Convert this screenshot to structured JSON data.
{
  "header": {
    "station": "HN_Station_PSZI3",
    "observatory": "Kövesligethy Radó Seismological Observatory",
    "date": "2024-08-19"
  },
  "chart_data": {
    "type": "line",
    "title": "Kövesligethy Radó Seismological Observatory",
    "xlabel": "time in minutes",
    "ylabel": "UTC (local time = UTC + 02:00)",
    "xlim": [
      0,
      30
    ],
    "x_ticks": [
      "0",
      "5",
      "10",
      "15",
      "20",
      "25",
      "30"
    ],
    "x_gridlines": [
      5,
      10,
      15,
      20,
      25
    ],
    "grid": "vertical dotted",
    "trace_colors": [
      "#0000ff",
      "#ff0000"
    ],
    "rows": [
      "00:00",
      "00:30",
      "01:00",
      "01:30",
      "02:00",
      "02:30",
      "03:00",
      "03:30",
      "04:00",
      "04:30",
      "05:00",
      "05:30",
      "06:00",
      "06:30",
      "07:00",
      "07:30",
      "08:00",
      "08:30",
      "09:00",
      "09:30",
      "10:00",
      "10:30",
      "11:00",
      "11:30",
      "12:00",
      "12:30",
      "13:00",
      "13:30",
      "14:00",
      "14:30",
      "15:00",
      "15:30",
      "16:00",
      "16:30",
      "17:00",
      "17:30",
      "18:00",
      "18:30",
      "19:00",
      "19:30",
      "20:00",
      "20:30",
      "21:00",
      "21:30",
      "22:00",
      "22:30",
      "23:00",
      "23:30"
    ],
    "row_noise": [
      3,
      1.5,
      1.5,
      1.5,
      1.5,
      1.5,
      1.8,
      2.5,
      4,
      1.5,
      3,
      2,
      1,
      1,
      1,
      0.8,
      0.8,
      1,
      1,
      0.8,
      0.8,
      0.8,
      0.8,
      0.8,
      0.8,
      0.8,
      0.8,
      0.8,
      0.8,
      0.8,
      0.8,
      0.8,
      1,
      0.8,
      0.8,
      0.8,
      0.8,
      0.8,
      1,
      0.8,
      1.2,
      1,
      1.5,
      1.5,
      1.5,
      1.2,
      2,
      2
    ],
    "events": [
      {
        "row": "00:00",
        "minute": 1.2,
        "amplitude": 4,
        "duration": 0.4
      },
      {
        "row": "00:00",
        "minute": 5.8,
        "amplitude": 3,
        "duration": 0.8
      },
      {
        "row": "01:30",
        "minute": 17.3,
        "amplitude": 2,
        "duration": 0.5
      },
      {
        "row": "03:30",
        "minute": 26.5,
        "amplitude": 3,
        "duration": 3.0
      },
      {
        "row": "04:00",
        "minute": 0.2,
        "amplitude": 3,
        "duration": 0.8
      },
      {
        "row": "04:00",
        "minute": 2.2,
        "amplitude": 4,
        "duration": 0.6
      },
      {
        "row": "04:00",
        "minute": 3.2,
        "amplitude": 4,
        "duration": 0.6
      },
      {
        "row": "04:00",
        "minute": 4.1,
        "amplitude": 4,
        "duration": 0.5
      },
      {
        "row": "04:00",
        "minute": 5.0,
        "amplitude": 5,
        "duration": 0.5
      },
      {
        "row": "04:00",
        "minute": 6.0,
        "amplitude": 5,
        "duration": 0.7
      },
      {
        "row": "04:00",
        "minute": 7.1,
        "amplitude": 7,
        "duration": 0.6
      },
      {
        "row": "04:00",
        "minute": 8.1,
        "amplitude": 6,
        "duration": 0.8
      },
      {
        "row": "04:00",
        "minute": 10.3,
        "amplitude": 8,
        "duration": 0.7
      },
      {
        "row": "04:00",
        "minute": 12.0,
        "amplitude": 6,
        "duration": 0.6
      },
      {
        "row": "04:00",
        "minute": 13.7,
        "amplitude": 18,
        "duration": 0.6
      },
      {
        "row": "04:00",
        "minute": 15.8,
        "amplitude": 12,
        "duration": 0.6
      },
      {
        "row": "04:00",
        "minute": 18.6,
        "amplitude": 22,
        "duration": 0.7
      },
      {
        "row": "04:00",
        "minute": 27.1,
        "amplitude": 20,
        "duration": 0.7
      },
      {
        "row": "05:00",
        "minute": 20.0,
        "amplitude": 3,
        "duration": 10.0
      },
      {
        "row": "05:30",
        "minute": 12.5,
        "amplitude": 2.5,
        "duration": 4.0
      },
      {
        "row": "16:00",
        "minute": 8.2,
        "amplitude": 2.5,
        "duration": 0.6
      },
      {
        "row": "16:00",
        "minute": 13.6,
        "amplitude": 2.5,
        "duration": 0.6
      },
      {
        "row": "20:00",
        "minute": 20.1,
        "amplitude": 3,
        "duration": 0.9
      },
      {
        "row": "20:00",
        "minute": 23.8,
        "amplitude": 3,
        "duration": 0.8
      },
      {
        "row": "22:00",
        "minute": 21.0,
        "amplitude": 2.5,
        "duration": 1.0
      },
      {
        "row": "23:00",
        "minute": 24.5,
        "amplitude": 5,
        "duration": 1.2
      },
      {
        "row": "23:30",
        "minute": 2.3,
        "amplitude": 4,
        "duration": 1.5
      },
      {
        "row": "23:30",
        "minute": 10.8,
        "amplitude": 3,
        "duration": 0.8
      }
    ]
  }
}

* * *

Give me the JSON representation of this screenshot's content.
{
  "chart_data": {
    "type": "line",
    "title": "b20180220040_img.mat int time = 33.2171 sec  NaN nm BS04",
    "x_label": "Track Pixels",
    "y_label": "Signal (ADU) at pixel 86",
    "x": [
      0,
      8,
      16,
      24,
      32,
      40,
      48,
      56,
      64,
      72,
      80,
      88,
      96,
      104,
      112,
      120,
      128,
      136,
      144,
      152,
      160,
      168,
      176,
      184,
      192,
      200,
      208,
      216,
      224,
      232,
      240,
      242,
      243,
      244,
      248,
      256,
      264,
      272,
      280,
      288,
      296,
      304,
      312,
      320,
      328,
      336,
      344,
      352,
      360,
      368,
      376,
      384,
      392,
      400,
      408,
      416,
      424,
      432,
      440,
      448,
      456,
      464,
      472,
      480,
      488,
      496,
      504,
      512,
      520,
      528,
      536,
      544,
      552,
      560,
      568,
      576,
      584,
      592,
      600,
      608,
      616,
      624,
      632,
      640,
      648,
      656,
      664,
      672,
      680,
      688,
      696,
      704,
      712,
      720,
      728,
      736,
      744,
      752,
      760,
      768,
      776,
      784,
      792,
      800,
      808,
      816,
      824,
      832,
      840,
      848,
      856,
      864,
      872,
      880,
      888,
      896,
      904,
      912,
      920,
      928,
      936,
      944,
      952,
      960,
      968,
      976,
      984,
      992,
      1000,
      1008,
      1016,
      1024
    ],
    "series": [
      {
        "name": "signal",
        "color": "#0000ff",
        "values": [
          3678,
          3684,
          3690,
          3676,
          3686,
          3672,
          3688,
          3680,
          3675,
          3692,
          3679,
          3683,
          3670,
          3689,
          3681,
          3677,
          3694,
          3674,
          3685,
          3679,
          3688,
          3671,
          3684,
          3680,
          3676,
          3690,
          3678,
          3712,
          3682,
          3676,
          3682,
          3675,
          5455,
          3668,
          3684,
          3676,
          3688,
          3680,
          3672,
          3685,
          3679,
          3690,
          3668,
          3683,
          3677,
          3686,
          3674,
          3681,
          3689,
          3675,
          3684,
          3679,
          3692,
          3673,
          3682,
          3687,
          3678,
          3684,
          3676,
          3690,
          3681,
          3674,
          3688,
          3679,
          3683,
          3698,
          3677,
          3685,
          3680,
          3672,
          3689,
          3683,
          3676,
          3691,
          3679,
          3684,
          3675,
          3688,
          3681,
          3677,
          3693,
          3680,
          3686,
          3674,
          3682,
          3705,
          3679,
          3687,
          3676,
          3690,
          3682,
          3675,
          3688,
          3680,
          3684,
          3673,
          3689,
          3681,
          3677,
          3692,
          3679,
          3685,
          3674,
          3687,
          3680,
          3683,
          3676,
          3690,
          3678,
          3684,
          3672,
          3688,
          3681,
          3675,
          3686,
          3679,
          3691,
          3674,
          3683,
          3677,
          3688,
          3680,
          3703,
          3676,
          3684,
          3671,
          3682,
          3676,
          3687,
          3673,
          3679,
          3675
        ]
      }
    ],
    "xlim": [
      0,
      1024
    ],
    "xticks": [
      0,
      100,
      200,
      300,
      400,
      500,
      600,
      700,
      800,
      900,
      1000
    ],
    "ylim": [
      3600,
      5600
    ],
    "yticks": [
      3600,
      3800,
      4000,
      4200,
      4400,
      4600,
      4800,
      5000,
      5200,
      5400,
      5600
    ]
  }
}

## Directions
Go through the entries above and count the lines containing the word "time"; give only that count.

## Response for this exercise
3